::: Record excerpts :::
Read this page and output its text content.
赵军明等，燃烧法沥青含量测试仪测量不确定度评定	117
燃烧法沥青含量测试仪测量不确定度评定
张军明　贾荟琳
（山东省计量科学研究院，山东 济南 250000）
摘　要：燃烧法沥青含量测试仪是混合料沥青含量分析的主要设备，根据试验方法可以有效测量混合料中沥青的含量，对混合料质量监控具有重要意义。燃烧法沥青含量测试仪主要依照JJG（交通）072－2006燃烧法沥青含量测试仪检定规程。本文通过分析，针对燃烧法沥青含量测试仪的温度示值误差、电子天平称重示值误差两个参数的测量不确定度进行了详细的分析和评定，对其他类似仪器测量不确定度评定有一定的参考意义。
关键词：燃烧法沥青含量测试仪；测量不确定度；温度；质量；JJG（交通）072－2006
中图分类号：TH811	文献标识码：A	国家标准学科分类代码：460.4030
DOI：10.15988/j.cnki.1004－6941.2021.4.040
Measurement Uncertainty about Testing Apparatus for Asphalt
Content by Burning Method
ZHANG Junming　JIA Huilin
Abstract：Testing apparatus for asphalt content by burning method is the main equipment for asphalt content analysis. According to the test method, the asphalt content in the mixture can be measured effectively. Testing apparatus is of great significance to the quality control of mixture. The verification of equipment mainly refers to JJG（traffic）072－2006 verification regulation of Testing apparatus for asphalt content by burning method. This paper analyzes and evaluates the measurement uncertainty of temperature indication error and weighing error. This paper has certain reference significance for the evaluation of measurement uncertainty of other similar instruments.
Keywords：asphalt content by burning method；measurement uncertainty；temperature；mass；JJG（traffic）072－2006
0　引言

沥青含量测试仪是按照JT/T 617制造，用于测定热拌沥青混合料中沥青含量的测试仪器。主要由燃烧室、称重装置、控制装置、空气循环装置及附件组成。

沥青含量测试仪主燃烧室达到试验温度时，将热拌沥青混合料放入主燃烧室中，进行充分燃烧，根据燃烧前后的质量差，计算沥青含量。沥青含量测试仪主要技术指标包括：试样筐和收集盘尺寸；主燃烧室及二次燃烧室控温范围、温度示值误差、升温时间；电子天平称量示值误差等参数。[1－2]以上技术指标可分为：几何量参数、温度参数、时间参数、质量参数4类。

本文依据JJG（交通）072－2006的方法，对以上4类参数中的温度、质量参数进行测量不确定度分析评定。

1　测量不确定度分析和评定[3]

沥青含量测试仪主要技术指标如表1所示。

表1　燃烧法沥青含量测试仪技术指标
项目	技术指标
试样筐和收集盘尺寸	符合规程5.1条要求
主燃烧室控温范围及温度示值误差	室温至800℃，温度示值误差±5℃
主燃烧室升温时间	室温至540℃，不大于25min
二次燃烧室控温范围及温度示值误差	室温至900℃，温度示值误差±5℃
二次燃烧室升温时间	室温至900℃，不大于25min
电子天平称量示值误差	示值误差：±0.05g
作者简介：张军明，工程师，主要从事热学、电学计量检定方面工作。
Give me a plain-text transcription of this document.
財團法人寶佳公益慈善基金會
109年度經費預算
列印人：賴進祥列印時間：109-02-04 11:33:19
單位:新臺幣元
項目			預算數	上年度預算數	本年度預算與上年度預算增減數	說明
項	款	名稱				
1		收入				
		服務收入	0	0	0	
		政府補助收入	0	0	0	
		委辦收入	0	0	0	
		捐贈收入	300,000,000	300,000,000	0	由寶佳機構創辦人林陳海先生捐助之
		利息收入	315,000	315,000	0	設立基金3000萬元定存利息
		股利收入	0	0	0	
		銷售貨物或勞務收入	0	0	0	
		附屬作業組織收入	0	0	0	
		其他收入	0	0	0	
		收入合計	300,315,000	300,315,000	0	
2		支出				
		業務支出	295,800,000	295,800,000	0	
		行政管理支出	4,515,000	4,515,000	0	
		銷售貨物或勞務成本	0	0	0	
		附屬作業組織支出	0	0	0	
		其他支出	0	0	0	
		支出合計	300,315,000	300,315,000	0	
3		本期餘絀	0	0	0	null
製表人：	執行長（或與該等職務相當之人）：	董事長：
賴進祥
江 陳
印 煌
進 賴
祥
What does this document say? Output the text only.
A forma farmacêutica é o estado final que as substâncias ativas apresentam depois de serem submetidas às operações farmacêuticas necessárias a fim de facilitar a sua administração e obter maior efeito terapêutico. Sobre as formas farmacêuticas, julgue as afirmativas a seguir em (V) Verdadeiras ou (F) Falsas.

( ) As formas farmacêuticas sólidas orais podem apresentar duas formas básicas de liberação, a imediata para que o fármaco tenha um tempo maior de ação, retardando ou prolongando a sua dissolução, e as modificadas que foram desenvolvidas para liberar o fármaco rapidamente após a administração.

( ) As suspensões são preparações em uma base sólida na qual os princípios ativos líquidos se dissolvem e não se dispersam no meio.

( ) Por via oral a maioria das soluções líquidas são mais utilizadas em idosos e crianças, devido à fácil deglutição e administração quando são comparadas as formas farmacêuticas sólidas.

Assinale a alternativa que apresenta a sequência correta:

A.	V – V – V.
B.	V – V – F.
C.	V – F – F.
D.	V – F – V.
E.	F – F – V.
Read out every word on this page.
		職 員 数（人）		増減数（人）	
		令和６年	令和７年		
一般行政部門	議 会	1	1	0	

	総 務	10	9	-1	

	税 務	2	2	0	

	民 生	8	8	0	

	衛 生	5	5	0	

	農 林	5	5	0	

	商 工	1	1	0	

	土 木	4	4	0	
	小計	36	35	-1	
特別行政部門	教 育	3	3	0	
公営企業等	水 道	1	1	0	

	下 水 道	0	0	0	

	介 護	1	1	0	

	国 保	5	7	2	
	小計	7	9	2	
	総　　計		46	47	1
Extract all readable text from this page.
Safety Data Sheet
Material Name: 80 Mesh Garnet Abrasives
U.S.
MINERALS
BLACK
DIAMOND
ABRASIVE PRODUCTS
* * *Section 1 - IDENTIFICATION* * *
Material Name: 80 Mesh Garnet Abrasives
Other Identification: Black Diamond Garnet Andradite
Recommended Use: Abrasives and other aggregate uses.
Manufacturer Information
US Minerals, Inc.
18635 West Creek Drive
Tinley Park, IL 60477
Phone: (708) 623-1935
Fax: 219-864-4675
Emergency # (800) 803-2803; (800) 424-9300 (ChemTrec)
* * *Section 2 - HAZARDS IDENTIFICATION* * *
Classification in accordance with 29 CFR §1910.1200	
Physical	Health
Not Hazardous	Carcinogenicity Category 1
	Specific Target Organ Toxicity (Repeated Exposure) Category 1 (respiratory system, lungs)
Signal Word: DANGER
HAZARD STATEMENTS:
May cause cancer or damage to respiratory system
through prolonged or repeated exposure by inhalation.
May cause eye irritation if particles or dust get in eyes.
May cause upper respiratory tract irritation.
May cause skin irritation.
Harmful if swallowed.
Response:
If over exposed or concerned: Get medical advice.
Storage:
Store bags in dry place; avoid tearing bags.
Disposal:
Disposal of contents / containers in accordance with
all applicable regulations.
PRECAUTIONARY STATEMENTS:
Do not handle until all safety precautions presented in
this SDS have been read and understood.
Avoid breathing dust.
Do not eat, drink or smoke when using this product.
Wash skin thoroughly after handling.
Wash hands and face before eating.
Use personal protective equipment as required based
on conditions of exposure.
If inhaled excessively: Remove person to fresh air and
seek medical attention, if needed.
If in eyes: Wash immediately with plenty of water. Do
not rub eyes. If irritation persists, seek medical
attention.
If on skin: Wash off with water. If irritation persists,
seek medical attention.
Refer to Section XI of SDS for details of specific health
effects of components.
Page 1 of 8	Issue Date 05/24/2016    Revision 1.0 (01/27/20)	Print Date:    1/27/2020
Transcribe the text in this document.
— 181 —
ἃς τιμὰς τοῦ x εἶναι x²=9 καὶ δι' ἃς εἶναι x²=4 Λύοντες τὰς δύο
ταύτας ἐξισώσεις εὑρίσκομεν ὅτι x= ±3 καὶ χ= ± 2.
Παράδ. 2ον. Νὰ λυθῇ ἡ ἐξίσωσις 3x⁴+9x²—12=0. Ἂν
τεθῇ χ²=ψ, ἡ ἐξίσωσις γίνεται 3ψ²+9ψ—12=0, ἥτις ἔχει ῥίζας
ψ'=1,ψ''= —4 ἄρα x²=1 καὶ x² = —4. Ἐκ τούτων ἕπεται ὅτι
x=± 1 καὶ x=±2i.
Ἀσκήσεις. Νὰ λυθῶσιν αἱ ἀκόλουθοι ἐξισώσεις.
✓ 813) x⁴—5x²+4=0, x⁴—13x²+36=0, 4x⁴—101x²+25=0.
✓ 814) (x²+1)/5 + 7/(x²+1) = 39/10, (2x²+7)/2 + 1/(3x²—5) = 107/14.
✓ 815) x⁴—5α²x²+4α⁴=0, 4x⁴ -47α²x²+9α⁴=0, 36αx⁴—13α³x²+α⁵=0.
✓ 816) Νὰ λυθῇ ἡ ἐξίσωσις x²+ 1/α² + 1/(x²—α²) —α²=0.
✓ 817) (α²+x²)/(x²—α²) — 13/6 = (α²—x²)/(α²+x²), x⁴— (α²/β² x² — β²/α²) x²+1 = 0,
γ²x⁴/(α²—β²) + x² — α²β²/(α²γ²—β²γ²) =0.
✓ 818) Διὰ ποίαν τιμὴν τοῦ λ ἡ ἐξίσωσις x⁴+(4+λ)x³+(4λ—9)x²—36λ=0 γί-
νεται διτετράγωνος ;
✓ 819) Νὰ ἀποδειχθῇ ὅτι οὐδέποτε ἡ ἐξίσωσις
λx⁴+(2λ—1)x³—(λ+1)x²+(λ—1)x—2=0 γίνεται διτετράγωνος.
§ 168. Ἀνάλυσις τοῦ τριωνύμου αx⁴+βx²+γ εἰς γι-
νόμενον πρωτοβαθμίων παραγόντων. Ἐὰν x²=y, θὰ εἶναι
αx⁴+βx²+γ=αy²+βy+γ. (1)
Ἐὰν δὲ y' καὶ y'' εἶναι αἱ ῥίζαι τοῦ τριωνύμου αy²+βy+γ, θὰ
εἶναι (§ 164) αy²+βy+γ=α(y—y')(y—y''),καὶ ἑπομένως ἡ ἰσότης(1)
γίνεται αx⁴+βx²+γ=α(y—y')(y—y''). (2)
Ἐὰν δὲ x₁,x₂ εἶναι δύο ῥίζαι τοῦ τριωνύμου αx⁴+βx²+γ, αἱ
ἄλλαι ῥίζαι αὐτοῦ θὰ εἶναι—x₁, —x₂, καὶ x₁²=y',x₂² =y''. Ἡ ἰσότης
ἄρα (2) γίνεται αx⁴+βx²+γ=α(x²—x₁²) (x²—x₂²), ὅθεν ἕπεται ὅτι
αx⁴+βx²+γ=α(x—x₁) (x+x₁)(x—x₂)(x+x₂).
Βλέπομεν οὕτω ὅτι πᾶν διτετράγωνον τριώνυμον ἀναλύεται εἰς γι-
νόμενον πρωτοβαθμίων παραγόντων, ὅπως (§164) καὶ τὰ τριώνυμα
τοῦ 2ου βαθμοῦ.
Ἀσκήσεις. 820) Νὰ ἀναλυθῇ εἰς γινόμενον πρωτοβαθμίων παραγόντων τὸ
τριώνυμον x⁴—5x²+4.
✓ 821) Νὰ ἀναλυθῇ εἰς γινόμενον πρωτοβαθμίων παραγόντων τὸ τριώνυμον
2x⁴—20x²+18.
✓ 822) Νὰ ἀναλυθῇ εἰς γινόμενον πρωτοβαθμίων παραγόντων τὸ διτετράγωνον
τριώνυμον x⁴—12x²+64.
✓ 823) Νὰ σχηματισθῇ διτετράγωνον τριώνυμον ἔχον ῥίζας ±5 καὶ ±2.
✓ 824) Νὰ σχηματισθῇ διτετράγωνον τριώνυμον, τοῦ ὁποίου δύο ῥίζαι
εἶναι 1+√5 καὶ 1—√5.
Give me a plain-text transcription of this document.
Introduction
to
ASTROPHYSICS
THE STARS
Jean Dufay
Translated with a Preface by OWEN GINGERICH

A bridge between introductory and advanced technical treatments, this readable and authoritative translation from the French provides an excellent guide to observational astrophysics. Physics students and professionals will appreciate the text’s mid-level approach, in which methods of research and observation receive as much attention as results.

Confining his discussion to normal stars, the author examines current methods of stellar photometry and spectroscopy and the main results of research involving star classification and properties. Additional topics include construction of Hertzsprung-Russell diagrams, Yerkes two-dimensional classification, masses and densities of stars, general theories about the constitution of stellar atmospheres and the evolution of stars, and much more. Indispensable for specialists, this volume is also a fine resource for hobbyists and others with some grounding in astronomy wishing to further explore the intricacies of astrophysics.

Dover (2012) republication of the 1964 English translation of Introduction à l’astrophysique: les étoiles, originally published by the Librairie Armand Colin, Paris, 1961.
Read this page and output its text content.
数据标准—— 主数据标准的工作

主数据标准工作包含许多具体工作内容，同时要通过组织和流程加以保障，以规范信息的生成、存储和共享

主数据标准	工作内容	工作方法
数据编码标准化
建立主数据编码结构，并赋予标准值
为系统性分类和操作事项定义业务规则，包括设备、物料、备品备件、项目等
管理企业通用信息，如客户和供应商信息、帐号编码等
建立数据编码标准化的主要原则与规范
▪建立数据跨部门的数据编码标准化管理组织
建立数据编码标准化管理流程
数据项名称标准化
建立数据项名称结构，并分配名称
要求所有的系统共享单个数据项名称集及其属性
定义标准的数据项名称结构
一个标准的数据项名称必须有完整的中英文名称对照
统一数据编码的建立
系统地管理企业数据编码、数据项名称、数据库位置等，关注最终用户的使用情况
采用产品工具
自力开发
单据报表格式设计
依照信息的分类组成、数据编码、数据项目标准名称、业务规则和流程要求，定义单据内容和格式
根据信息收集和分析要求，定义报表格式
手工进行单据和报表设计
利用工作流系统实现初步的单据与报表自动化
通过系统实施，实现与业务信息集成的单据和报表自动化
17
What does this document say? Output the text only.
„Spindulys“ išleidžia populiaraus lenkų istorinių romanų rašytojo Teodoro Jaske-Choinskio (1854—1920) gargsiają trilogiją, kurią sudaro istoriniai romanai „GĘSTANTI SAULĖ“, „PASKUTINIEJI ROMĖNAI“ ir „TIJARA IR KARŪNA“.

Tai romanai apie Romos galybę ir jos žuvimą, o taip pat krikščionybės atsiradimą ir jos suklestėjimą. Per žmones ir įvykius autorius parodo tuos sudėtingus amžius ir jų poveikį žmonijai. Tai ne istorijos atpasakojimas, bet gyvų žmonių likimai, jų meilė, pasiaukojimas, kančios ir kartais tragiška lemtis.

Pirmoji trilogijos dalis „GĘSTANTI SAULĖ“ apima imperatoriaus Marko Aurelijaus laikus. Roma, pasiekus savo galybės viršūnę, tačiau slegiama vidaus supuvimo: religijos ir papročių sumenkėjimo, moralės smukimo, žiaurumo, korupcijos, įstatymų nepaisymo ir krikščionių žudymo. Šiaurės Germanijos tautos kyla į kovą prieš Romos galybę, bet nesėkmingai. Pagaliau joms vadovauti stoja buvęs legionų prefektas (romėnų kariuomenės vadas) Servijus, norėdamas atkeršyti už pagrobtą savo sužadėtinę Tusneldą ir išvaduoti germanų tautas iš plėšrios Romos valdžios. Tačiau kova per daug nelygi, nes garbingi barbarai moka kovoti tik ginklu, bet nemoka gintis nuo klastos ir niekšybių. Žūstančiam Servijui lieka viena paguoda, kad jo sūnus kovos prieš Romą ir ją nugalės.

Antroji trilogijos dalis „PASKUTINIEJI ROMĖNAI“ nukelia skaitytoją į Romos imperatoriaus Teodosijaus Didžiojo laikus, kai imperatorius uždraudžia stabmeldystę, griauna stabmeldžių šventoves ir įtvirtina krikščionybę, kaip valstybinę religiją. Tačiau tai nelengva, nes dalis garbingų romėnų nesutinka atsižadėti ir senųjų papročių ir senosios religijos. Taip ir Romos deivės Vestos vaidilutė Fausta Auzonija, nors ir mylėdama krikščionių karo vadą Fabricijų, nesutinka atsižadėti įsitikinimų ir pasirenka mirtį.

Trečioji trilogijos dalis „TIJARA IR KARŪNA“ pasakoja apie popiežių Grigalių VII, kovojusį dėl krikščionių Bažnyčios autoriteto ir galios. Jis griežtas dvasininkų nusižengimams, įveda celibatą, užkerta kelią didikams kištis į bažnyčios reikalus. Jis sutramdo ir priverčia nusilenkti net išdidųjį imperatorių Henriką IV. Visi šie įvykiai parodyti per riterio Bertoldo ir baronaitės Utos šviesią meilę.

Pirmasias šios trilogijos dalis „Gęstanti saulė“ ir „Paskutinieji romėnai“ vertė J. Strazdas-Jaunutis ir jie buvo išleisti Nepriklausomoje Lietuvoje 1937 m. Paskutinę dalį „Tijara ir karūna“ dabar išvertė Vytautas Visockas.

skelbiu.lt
:::
Tell how many lines in the material contain the word "water". Only the number is wanted.

▶ _Output for this exercise_
2